**WHAT TO DO**
Search the records for the word "Transcribe" and pick out every line that has it.

== == ==

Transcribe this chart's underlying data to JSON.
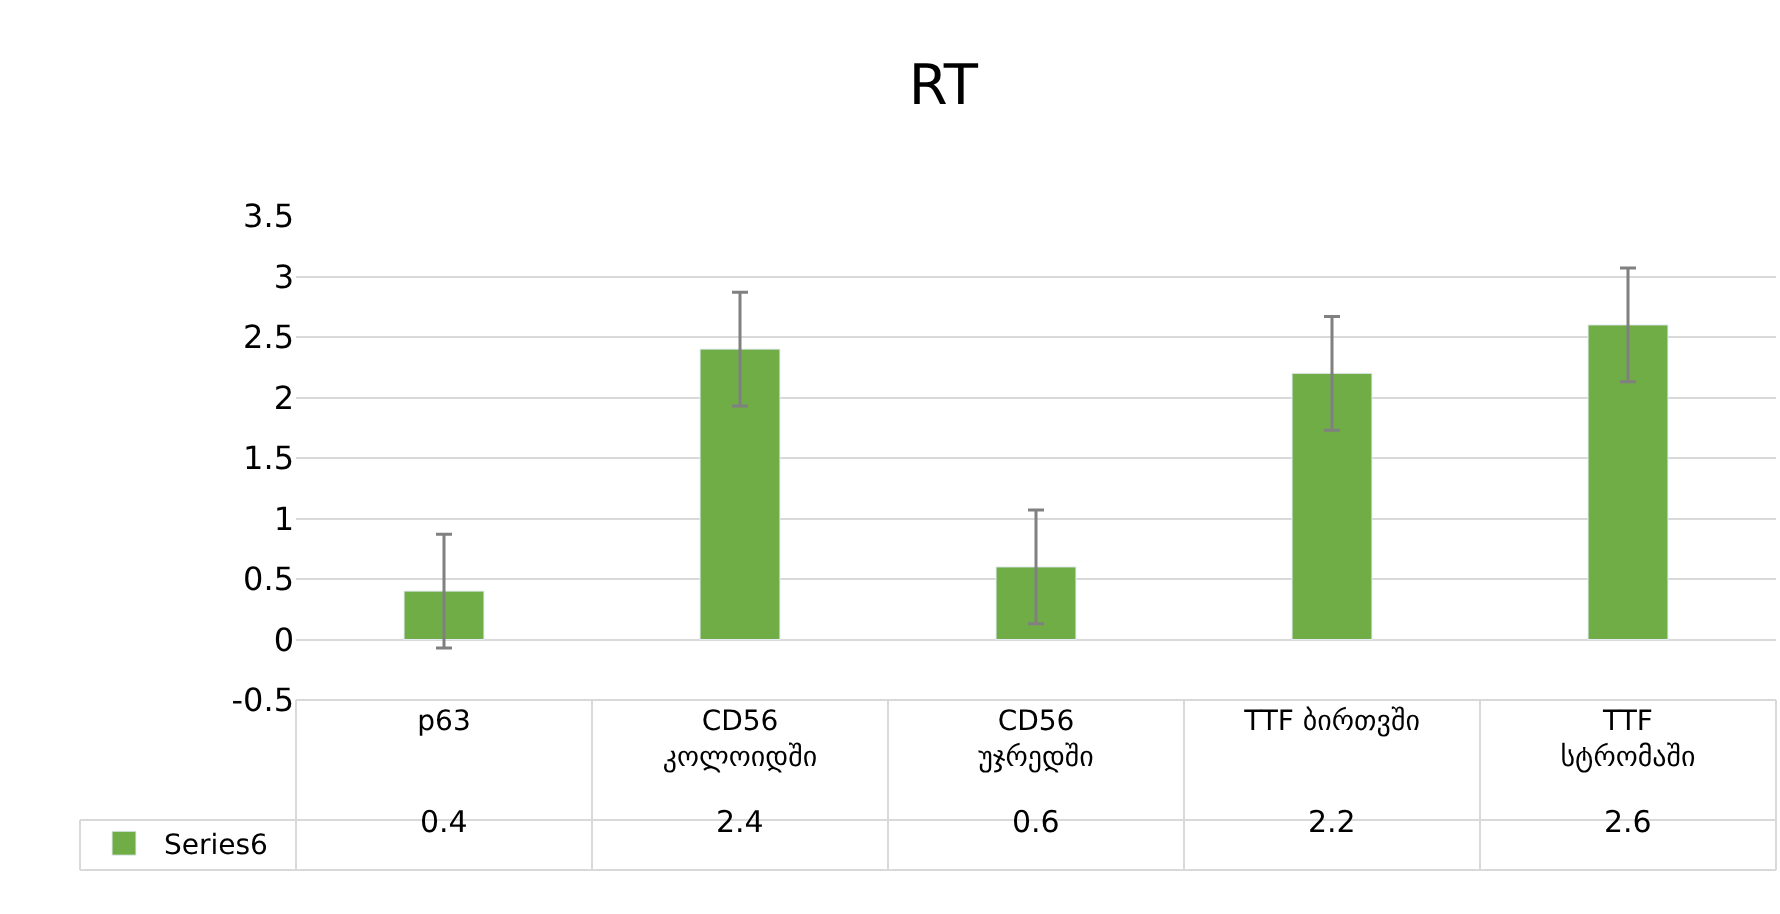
{
  "chart_data": {
    "type": "bar",
    "title": "RT",
    "categories": [
      "p63",
      "CD56 კოლოიდში",
      "CD56 უჯრედში",
      "TTF ბირთვში",
      "TTF სტრომაში"
    ],
    "series": [
      {
        "name": "Series6",
        "color": "#70ad47",
        "values": [
          0.4,
          2.4,
          0.6,
          2.2,
          2.6
        ],
        "errors": [
          0.47,
          0.47,
          0.47,
          0.47,
          0.47
        ]
      }
    ],
    "ylim": [
      -0.5,
      3.5
    ],
    "yticks": [
      -0.5,
      0,
      0.5,
      1,
      1.5,
      2,
      2.5,
      3,
      3.5
    ],
    "grid": "y",
    "legend": "bottom",
    "data_labels": true
  }
}
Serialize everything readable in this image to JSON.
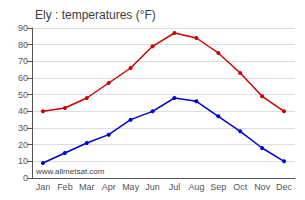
{
  "chart_data": {
    "type": "line",
    "title": "Ely : temperatures (°F)",
    "categories": [
      "Jan",
      "Feb",
      "Mar",
      "Apr",
      "May",
      "Jun",
      "Jul",
      "Aug",
      "Sep",
      "Oct",
      "Nov",
      "Dec"
    ],
    "series": [
      {
        "color": "#cc0000",
        "values": [
          40,
          42,
          48,
          57,
          66,
          79,
          87,
          84,
          75,
          63,
          49,
          40
        ]
      },
      {
        "color": "#0000cc",
        "values": [
          9,
          15,
          21,
          26,
          35,
          40,
          48,
          46,
          37,
          28,
          18,
          10
        ]
      }
    ],
    "marker": "circle",
    "ylim": [
      0,
      90
    ],
    "yticks": [
      0,
      10,
      20,
      30,
      40,
      50,
      60,
      70,
      80,
      90
    ],
    "grid": true,
    "annotations": [
      "www.allmetsat.com"
    ]
  }
}
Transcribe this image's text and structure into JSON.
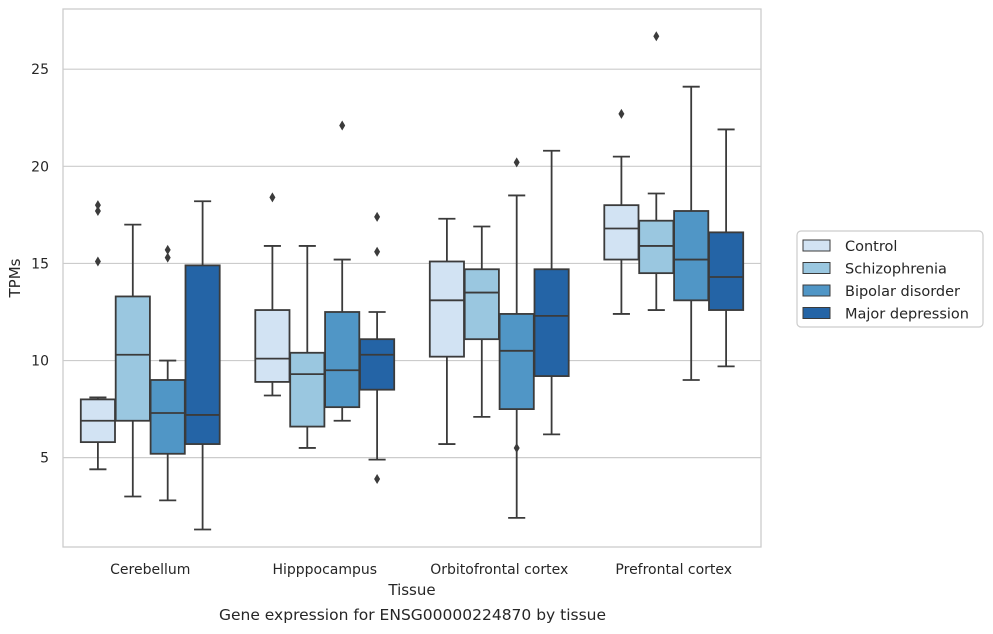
{
  "caption": "Gene expression for ENSG00000224870 by tissue",
  "chart_data": {
    "type": "box",
    "title": "",
    "xlabel": "Tissue",
    "ylabel": "TPMs",
    "ylim": [
      0.4,
      28.1
    ],
    "yticks": [
      5,
      10,
      15,
      20,
      25
    ],
    "grid": "horizontal",
    "legend_position": "right",
    "categories": [
      "Cerebellum",
      "Hipppocampus",
      "Orbitofrontal cortex",
      "Prefrontal cortex"
    ],
    "series": [
      {
        "name": "Control",
        "color": "#d2e3f3",
        "boxes": [
          {
            "whislo": 4.4,
            "q1": 5.8,
            "med": 6.9,
            "q3": 8.0,
            "whishi": 8.1,
            "fliers": [
              15.1,
              17.7,
              18.0
            ]
          },
          {
            "whislo": 8.2,
            "q1": 8.9,
            "med": 10.1,
            "q3": 12.6,
            "whishi": 15.9,
            "fliers": [
              18.4
            ]
          },
          {
            "whislo": 5.7,
            "q1": 10.2,
            "med": 13.1,
            "q3": 15.1,
            "whishi": 17.3,
            "fliers": []
          },
          {
            "whislo": 12.4,
            "q1": 15.2,
            "med": 16.8,
            "q3": 18.0,
            "whishi": 20.5,
            "fliers": [
              22.7
            ]
          }
        ]
      },
      {
        "name": "Schizophrenia",
        "color": "#9ac7e0",
        "boxes": [
          {
            "whislo": 3.0,
            "q1": 6.9,
            "med": 10.3,
            "q3": 13.3,
            "whishi": 17.0,
            "fliers": []
          },
          {
            "whislo": 5.5,
            "q1": 6.6,
            "med": 9.3,
            "q3": 10.4,
            "whishi": 15.9,
            "fliers": []
          },
          {
            "whislo": 7.1,
            "q1": 11.1,
            "med": 13.5,
            "q3": 14.7,
            "whishi": 16.9,
            "fliers": []
          },
          {
            "whislo": 12.6,
            "q1": 14.5,
            "med": 15.9,
            "q3": 17.2,
            "whishi": 18.6,
            "fliers": [
              26.7
            ]
          }
        ]
      },
      {
        "name": "Bipolar disorder",
        "color": "#5096c6",
        "boxes": [
          {
            "whislo": 2.8,
            "q1": 5.2,
            "med": 7.3,
            "q3": 9.0,
            "whishi": 10.0,
            "fliers": [
              15.3,
              15.7
            ]
          },
          {
            "whislo": 6.9,
            "q1": 7.6,
            "med": 9.5,
            "q3": 12.5,
            "whishi": 15.2,
            "fliers": [
              22.1
            ]
          },
          {
            "whislo": 1.9,
            "q1": 7.5,
            "med": 10.5,
            "q3": 12.4,
            "whishi": 18.5,
            "fliers": [
              5.5,
              20.2
            ]
          },
          {
            "whislo": 9.0,
            "q1": 13.1,
            "med": 15.2,
            "q3": 17.7,
            "whishi": 24.1,
            "fliers": []
          }
        ]
      },
      {
        "name": "Major depression",
        "color": "#2464a6",
        "boxes": [
          {
            "whislo": 1.3,
            "q1": 5.7,
            "med": 7.2,
            "q3": 14.9,
            "whishi": 18.2,
            "fliers": []
          },
          {
            "whislo": 4.9,
            "q1": 8.5,
            "med": 10.3,
            "q3": 11.1,
            "whishi": 12.5,
            "fliers": [
              3.9,
              15.6,
              17.4
            ]
          },
          {
            "whislo": 6.2,
            "q1": 9.2,
            "med": 12.3,
            "q3": 14.7,
            "whishi": 20.8,
            "fliers": []
          },
          {
            "whislo": 9.7,
            "q1": 12.6,
            "med": 14.3,
            "q3": 16.6,
            "whishi": 21.9,
            "fliers": []
          }
        ]
      }
    ]
  }
}
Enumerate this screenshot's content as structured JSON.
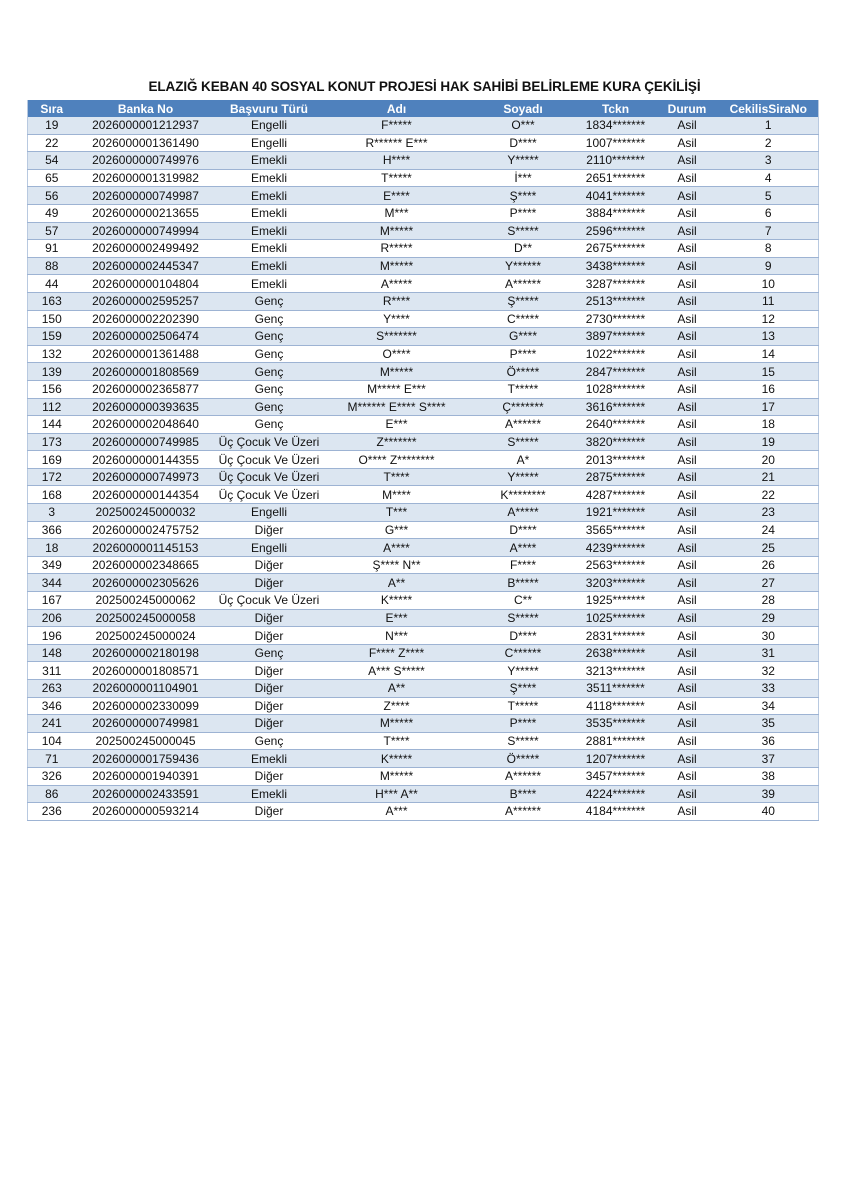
{
  "title": "ELAZIĞ KEBAN 40 SOSYAL KONUT PROJESİ HAK SAHİBİ BELİRLEME KURA ÇEKİLİŞİ",
  "colors": {
    "header_bg": "#4f81bd",
    "header_text": "#ffffff",
    "band": "#dce6f1"
  },
  "columns": [
    "Sıra",
    "Banka No",
    "Başvuru Türü",
    "Adı",
    "Soyadı",
    "Tckn",
    "Durum",
    "CekilisSiraNo"
  ],
  "rows": [
    [
      "19",
      "2026000001212937",
      "Engelli",
      "F*****",
      "O***",
      "1834*******",
      "Asil",
      "1"
    ],
    [
      "22",
      "2026000001361490",
      "Engelli",
      "R****** E***",
      "D****",
      "1007*******",
      "Asil",
      "2"
    ],
    [
      "54",
      "2026000000749976",
      "Emekli",
      "H****",
      "Y*****",
      "2110*******",
      "Asil",
      "3"
    ],
    [
      "65",
      "2026000001319982",
      "Emekli",
      "T*****",
      "İ***",
      "2651*******",
      "Asil",
      "4"
    ],
    [
      "56",
      "2026000000749987",
      "Emekli",
      "E****",
      "Ş****",
      "4041*******",
      "Asil",
      "5"
    ],
    [
      "49",
      "2026000000213655",
      "Emekli",
      "M***",
      "P****",
      "3884*******",
      "Asil",
      "6"
    ],
    [
      "57",
      "2026000000749994",
      "Emekli",
      "M*****",
      "S*****",
      "2596*******",
      "Asil",
      "7"
    ],
    [
      "91",
      "2026000002499492",
      "Emekli",
      "R*****",
      "D**",
      "2675*******",
      "Asil",
      "8"
    ],
    [
      "88",
      "2026000002445347",
      "Emekli",
      "M*****",
      "Y******",
      "3438*******",
      "Asil",
      "9"
    ],
    [
      "44",
      "2026000000104804",
      "Emekli",
      "A*****",
      "A******",
      "3287*******",
      "Asil",
      "10"
    ],
    [
      "163",
      "2026000002595257",
      "Genç",
      "R****",
      "Ş*****",
      "2513*******",
      "Asil",
      "11"
    ],
    [
      "150",
      "2026000002202390",
      "Genç",
      "Y****",
      "C*****",
      "2730*******",
      "Asil",
      "12"
    ],
    [
      "159",
      "2026000002506474",
      "Genç",
      "S*******",
      "G****",
      "3897*******",
      "Asil",
      "13"
    ],
    [
      "132",
      "2026000001361488",
      "Genç",
      "O****",
      "P****",
      "1022*******",
      "Asil",
      "14"
    ],
    [
      "139",
      "2026000001808569",
      "Genç",
      "M*****",
      "Ö*****",
      "2847*******",
      "Asil",
      "15"
    ],
    [
      "156",
      "2026000002365877",
      "Genç",
      "M***** E***",
      "T*****",
      "1028*******",
      "Asil",
      "16"
    ],
    [
      "112",
      "2026000000393635",
      "Genç",
      "M****** E**** S****",
      "Ç*******",
      "3616*******",
      "Asil",
      "17"
    ],
    [
      "144",
      "2026000002048640",
      "Genç",
      "E***",
      "A******",
      "2640*******",
      "Asil",
      "18"
    ],
    [
      "173",
      "2026000000749985",
      "Üç Çocuk Ve Üzeri",
      "Z*******",
      "S*****",
      "3820*******",
      "Asil",
      "19"
    ],
    [
      "169",
      "2026000000144355",
      "Üç Çocuk Ve Üzeri",
      "O**** Z********",
      "A*",
      "2013*******",
      "Asil",
      "20"
    ],
    [
      "172",
      "2026000000749973",
      "Üç Çocuk Ve Üzeri",
      "T****",
      "Y*****",
      "2875*******",
      "Asil",
      "21"
    ],
    [
      "168",
      "2026000000144354",
      "Üç Çocuk Ve Üzeri",
      "M****",
      "K********",
      "4287*******",
      "Asil",
      "22"
    ],
    [
      "3",
      "202500245000032",
      "Engelli",
      "T***",
      "A*****",
      "1921*******",
      "Asil",
      "23"
    ],
    [
      "366",
      "2026000002475752",
      "Diğer",
      "G***",
      "D****",
      "3565*******",
      "Asil",
      "24"
    ],
    [
      "18",
      "2026000001145153",
      "Engelli",
      "A****",
      "A****",
      "4239*******",
      "Asil",
      "25"
    ],
    [
      "349",
      "2026000002348665",
      "Diğer",
      "Ş**** N**",
      "F****",
      "2563*******",
      "Asil",
      "26"
    ],
    [
      "344",
      "2026000002305626",
      "Diğer",
      "A**",
      "B*****",
      "3203*******",
      "Asil",
      "27"
    ],
    [
      "167",
      "202500245000062",
      "Üç Çocuk Ve Üzeri",
      "K*****",
      "C**",
      "1925*******",
      "Asil",
      "28"
    ],
    [
      "206",
      "202500245000058",
      "Diğer",
      "E***",
      "S*****",
      "1025*******",
      "Asil",
      "29"
    ],
    [
      "196",
      "202500245000024",
      "Diğer",
      "N***",
      "D****",
      "2831*******",
      "Asil",
      "30"
    ],
    [
      "148",
      "2026000002180198",
      "Genç",
      "F**** Z****",
      "C******",
      "2638*******",
      "Asil",
      "31"
    ],
    [
      "311",
      "2026000001808571",
      "Diğer",
      "A*** S*****",
      "Y*****",
      "3213*******",
      "Asil",
      "32"
    ],
    [
      "263",
      "2026000001104901",
      "Diğer",
      "A**",
      "Ş****",
      "3511*******",
      "Asil",
      "33"
    ],
    [
      "346",
      "2026000002330099",
      "Diğer",
      "Z****",
      "T*****",
      "4118*******",
      "Asil",
      "34"
    ],
    [
      "241",
      "2026000000749981",
      "Diğer",
      "M*****",
      "P****",
      "3535*******",
      "Asil",
      "35"
    ],
    [
      "104",
      "202500245000045",
      "Genç",
      "T****",
      "S*****",
      "2881*******",
      "Asil",
      "36"
    ],
    [
      "71",
      "2026000001759436",
      "Emekli",
      "K*****",
      "Ö*****",
      "1207*******",
      "Asil",
      "37"
    ],
    [
      "326",
      "2026000001940391",
      "Diğer",
      "M*****",
      "A******",
      "3457*******",
      "Asil",
      "38"
    ],
    [
      "86",
      "2026000002433591",
      "Emekli",
      "H*** A**",
      "B****",
      "4224*******",
      "Asil",
      "39"
    ],
    [
      "236",
      "2026000000593214",
      "Diğer",
      "A***",
      "A******",
      "4184*******",
      "Asil",
      "40"
    ]
  ]
}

== == ==

**RESPONSE BELOW**
Transcribe this chart's underlying data to JSON.
Transcribe this image's text and structure into JSON.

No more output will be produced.